◆ Exercise data:
##############################

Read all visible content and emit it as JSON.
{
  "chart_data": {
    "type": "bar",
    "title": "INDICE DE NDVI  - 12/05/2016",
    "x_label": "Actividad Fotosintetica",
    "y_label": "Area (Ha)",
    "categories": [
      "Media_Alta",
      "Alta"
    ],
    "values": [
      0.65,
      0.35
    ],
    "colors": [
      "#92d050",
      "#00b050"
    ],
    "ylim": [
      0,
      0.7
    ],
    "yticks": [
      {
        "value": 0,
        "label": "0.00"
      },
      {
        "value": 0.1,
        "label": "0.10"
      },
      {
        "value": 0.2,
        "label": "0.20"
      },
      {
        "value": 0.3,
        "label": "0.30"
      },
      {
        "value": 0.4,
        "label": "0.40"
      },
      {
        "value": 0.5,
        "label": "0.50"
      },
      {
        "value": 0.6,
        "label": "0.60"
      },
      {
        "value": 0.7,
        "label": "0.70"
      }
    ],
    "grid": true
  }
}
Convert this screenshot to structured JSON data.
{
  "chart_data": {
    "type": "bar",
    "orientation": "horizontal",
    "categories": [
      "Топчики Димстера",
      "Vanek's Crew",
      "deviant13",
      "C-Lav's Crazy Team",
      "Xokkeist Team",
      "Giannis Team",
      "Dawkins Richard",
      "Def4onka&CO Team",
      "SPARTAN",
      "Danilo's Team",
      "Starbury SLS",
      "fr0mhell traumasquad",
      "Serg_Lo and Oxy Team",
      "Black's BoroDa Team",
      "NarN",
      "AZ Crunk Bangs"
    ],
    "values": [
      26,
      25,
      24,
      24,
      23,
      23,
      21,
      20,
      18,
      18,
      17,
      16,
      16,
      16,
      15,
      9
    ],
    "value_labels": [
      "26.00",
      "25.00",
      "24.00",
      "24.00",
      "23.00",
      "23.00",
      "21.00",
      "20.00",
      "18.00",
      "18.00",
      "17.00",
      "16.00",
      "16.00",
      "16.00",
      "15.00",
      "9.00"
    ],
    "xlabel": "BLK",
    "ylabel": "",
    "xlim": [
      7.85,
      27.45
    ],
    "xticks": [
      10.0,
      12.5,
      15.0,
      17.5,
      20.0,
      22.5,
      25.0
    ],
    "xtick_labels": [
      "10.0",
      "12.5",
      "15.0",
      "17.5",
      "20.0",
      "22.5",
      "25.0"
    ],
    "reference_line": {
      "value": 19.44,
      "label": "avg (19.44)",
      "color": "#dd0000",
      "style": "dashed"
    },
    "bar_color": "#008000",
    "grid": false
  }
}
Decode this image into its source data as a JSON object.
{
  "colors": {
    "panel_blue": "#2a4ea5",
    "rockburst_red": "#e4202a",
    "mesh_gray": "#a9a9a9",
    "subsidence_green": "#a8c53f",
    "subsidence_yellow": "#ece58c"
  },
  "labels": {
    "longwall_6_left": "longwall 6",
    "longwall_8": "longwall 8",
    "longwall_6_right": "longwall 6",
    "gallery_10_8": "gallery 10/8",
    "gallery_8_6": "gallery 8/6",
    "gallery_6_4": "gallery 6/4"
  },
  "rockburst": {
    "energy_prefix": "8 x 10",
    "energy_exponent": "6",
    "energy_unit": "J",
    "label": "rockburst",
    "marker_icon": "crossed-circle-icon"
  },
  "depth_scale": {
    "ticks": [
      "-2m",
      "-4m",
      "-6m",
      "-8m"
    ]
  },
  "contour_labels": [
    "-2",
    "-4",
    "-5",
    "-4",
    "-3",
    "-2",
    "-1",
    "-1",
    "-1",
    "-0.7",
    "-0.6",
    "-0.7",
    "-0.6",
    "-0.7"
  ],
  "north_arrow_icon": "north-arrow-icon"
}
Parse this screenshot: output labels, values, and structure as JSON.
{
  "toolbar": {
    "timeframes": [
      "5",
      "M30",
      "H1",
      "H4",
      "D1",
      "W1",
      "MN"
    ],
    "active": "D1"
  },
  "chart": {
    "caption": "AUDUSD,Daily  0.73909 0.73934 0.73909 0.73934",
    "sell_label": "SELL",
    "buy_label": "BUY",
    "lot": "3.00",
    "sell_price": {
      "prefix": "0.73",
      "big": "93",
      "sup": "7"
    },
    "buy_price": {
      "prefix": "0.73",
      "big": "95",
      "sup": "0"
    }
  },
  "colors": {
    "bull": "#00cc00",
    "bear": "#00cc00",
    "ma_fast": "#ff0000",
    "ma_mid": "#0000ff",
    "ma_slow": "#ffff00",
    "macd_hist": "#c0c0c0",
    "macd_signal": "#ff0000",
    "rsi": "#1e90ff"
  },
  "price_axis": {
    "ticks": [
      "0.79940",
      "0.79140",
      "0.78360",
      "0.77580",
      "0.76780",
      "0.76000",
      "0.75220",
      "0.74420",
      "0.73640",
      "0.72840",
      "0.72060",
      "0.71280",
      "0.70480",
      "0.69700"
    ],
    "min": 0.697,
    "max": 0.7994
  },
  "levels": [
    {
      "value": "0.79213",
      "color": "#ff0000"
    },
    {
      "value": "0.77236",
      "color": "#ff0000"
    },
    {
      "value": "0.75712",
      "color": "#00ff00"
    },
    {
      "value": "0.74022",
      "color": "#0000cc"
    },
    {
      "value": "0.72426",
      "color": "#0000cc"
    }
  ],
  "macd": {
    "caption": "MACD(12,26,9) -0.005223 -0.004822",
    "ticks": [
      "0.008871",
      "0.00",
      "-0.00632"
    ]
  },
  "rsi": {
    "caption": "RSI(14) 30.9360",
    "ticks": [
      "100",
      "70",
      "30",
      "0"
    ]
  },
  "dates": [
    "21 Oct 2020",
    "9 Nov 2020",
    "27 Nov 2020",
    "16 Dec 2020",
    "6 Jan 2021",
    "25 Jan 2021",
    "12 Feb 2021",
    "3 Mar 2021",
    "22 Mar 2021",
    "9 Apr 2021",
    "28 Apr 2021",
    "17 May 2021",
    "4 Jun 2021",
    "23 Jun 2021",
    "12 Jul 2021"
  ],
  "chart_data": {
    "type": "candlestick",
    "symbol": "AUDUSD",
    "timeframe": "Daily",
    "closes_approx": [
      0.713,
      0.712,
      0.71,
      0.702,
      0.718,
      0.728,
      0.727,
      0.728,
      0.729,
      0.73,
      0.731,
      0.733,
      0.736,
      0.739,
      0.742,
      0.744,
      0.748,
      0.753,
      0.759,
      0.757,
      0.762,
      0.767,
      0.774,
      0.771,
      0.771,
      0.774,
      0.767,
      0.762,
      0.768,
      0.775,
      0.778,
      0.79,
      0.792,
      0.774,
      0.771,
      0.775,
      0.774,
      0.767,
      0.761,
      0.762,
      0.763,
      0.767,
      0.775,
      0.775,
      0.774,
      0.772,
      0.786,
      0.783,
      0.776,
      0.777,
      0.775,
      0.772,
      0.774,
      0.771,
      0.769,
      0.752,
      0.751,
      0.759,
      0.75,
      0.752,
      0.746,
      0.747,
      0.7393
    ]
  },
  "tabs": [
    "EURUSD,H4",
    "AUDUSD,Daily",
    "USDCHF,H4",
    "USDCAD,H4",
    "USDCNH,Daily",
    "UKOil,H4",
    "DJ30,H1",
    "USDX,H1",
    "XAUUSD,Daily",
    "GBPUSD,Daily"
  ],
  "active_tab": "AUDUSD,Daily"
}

##############################

◆ Work instructions: Reproduce each line of the material above precisely.

◆ Full output:
Read all visible content and emit it as JSON.
{
  "chart_data": {
    "type": "bar",
    "title": "INDICE DE NDVI  - 12/05/2016",
    "x_label": "Actividad Fotosintetica",
    "y_label": "Area (Ha)",
    "categories": [
      "Media_Alta",
      "Alta"
    ],
    "values": [
      0.65,
      0.35
    ],
    "colors": [
      "#92d050",
      "#00b050"
    ],
    "ylim": [
      0,
      0.7
    ],
    "yticks": [
      {
        "value": 0,
        "label": "0.00"
      },
      {
        "value": 0.1,
        "label": "0.10"
      },
      {
        "value": 0.2,
        "label": "0.20"
      },
      {
        "value": 0.3,
        "label": "0.30"
      },
      {
        "value": 0.4,
        "label": "0.40"
      },
      {
        "value": 0.5,
        "label": "0.50"
      },
      {
        "value": 0.6,
        "label": "0.60"
      },
      {
        "value": 0.7,
        "label": "0.70"
      }
    ],
    "grid": true
  }
}
Convert this screenshot to structured JSON data.
{
  "chart_data": {
    "type": "bar",
    "orientation": "horizontal",
    "categories": [
      "Топчики Димстера",
      "Vanek's Crew",
      "deviant13",
      "C-Lav's Crazy Team",
      "Xokkeist Team",
      "Giannis Team",
      "Dawkins Richard",
      "Def4onka&CO Team",
      "SPARTAN",
      "Danilo's Team",
      "Starbury SLS",
      "fr0mhell traumasquad",
      "Serg_Lo and Oxy Team",
      "Black's BoroDa Team",
      "NarN",
      "AZ Crunk Bangs"
    ],
    "values": [
      26,
      25,
      24,
      24,
      23,
      23,
      21,
      20,
      18,
      18,
      17,
      16,
      16,
      16,
      15,
      9
    ],
    "value_labels": [
      "26.00",
      "25.00",
      "24.00",
      "24.00",
      "23.00",
      "23.00",
      "21.00",
      "20.00",
      "18.00",
      "18.00",
      "17.00",
      "16.00",
      "16.00",
      "16.00",
      "15.00",
      "9.00"
    ],
    "xlabel": "BLK",
    "ylabel": "",
    "xlim": [
      7.85,
      27.45
    ],
    "xticks": [
      10.0,
      12.5,
      15.0,
      17.5,
      20.0,
      22.5,
      25.0
    ],
    "xtick_labels": [
      "10.0",
      "12.5",
      "15.0",
      "17.5",
      "20.0",
      "22.5",
      "25.0"
    ],
    "reference_line": {
      "value": 19.44,
      "label": "avg (19.44)",
      "color": "#dd0000",
      "style": "dashed"
    },
    "bar_color": "#008000",
    "grid": false
  }
}
Decode this image into its source data as a JSON object.
{
  "colors": {
    "panel_blue": "#2a4ea5",
    "rockburst_red": "#e4202a",
    "mesh_gray": "#a9a9a9",
    "subsidence_green": "#a8c53f",
    "subsidence_yellow": "#ece58c"
  },
  "labels": {
    "longwall_6_left": "longwall 6",
    "longwall_8": "longwall 8",
    "longwall_6_right": "longwall 6",
    "gallery_10_8": "gallery 10/8",
    "gallery_8_6": "gallery 8/6",
    "gallery_6_4": "gallery 6/4"
  },
  "rockburst": {
    "energy_prefix": "8 x 10",
    "energy_exponent": "6",
    "energy_unit": "J",
    "label": "rockburst",
    "marker_icon": "crossed-circle-icon"
  },
  "depth_scale": {
    "ticks": [
      "-2m",
      "-4m",
      "-6m",
      "-8m"
    ]
  },
  "contour_labels": [
    "-2",
    "-4",
    "-5",
    "-4",
    "-3",
    "-2",
    "-1",
    "-1",
    "-1",
    "-0.7",
    "-0.6",
    "-0.7",
    "-0.6",
    "-0.7"
  ],
  "north_arrow_icon": "north-arrow-icon"
}
Parse this screenshot: output labels, values, and structure as JSON.
{
  "toolbar": {
    "timeframes": [
      "5",
      "M30",
      "H1",
      "H4",
      "D1",
      "W1",
      "MN"
    ],
    "active": "D1"
  },
  "chart": {
    "caption": "AUDUSD,Daily  0.73909 0.73934 0.73909 0.73934",
    "sell_label": "SELL",
    "buy_label": "BUY",
    "lot": "3.00",
    "sell_price": {
      "prefix": "0.73",
      "big": "93",
      "sup": "7"
    },
    "buy_price": {
      "prefix": "0.73",
      "big": "95",
      "sup": "0"
    }
  },
  "colors": {
    "bull": "#00cc00",
    "bear": "#00cc00",
    "ma_fast": "#ff0000",
    "ma_mid": "#0000ff",
    "ma_slow": "#ffff00",
    "macd_hist": "#c0c0c0",
    "macd_signal": "#ff0000",
    "rsi": "#1e90ff"
  },
  "price_axis": {
    "ticks": [
      "0.79940",
      "0.79140",
      "0.78360",
      "0.77580",
      "0.76780",
      "0.76000",
      "0.75220",
      "0.74420",
      "0.73640",
      "0.72840",
      "0.72060",
      "0.71280",
      "0.70480",
      "0.69700"
    ],
    "min": 0.697,
    "max": 0.7994
  },
  "levels": [
    {
      "value": "0.79213",
      "color": "#ff0000"
    },
    {
      "value": "0.77236",
      "color": "#ff0000"
    },
    {
      "value": "0.75712",
      "color": "#00ff00"
    },
    {
      "value": "0.74022",
      "color": "#0000cc"
    },
    {
      "value": "0.72426",
      "color": "#0000cc"
    }
  ],
  "macd": {
    "caption": "MACD(12,26,9) -0.005223 -0.004822",
    "ticks": [
      "0.008871",
      "0.00",
      "-0.00632"
    ]
  },
  "rsi": {
    "caption": "RSI(14) 30.9360",
    "ticks": [
      "100",
      "70",
      "30",
      "0"
    ]
  },
  "dates": [
    "21 Oct 2020",
    "9 Nov 2020",
    "27 Nov 2020",
    "16 Dec 2020",
    "6 Jan 2021",
    "25 Jan 2021",
    "12 Feb 2021",
    "3 Mar 2021",
    "22 Mar 2021",
    "9 Apr 2021",
    "28 Apr 2021",
    "17 May 2021",
    "4 Jun 2021",
    "23 Jun 2021",
    "12 Jul 2021"
  ],
  "chart_data": {
    "type": "candlestick",
    "symbol": "AUDUSD",
    "timeframe": "Daily",
    "closes_approx": [
      0.713,
      0.712,
      0.71,
      0.702,
      0.718,
      0.728,
      0.727,
      0.728,
      0.729,
      0.73,
      0.731,
      0.733,
      0.736,
      0.739,
      0.742,
      0.744,
      0.748,
      0.753,
      0.759,
      0.757,
      0.762,
      0.767,
      0.774,
      0.771,
      0.771,
      0.774,
      0.767,
      0.762,
      0.768,
      0.775,
      0.778,
      0.79,
      0.792,
      0.774,
      0.771,
      0.775,
      0.774,
      0.767,
      0.761,
      0.762,
      0.763,
      0.767,
      0.775,
      0.775,
      0.774,
      0.772,
      0.786,
      0.783,
      0.776,
      0.777,
      0.775,
      0.772,
      0.774,
      0.771,
      0.769,
      0.752,
      0.751,
      0.759,
      0.75,
      0.752,
      0.746,
      0.747,
      0.7393
    ]
  },
  "tabs": [
    "EURUSD,H4",
    "AUDUSD,Daily",
    "USDCHF,H4",
    "USDCAD,H4",
    "USDCNH,Daily",
    "UKOil,H4",
    "DJ30,H1",
    "USDX,H1",
    "XAUUSD,Daily",
    "GBPUSD,Daily"
  ],
  "active_tab": "AUDUSD,Daily"
}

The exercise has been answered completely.